— Start of Given data —

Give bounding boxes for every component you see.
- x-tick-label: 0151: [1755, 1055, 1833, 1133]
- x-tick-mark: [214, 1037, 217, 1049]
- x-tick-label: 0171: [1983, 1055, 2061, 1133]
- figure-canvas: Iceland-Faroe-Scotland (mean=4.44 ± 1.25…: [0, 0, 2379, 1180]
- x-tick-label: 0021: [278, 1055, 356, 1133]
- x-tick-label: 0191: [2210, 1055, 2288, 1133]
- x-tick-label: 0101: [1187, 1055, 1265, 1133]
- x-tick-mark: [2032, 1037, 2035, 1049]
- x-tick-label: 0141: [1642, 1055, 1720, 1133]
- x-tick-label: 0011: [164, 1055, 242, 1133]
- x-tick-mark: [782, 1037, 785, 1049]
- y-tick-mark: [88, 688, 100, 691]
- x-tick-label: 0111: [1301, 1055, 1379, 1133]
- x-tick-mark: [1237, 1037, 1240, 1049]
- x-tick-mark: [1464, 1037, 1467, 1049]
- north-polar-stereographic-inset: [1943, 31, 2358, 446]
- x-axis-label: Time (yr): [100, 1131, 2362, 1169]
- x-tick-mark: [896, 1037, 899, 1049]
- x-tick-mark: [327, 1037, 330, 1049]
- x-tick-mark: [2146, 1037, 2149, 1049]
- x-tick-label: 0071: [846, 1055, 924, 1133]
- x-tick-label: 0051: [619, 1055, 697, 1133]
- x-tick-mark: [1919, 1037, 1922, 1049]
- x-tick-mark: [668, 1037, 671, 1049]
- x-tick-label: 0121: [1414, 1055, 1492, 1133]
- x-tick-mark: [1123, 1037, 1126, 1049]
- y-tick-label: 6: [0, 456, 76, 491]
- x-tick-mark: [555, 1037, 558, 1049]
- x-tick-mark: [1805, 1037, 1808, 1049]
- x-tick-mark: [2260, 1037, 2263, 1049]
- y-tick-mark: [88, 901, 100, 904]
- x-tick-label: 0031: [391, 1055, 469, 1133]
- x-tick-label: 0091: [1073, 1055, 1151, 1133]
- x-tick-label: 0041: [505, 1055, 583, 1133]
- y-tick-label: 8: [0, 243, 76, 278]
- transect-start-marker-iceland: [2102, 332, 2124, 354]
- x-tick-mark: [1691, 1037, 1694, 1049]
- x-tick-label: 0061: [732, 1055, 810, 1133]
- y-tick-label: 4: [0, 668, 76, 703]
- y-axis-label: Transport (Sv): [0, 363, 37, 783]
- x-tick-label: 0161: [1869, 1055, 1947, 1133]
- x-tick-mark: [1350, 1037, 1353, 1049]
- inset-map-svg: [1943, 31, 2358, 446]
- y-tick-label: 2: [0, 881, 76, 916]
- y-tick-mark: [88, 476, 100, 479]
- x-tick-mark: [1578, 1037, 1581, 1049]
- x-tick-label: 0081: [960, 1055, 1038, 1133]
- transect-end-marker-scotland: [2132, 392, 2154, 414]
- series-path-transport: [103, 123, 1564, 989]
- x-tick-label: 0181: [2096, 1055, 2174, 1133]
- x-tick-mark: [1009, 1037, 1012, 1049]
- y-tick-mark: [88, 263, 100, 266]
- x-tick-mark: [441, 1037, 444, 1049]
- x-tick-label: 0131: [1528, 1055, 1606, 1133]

— End of Given data —

> What is required: Find every row above that contains the string "axis" and copy each one. Matching is case-sensitive.

> Result for this task:
- x-axis-label: Time (yr): [100, 1131, 2362, 1169]
- y-axis-label: Transport (Sv): [0, 363, 37, 783]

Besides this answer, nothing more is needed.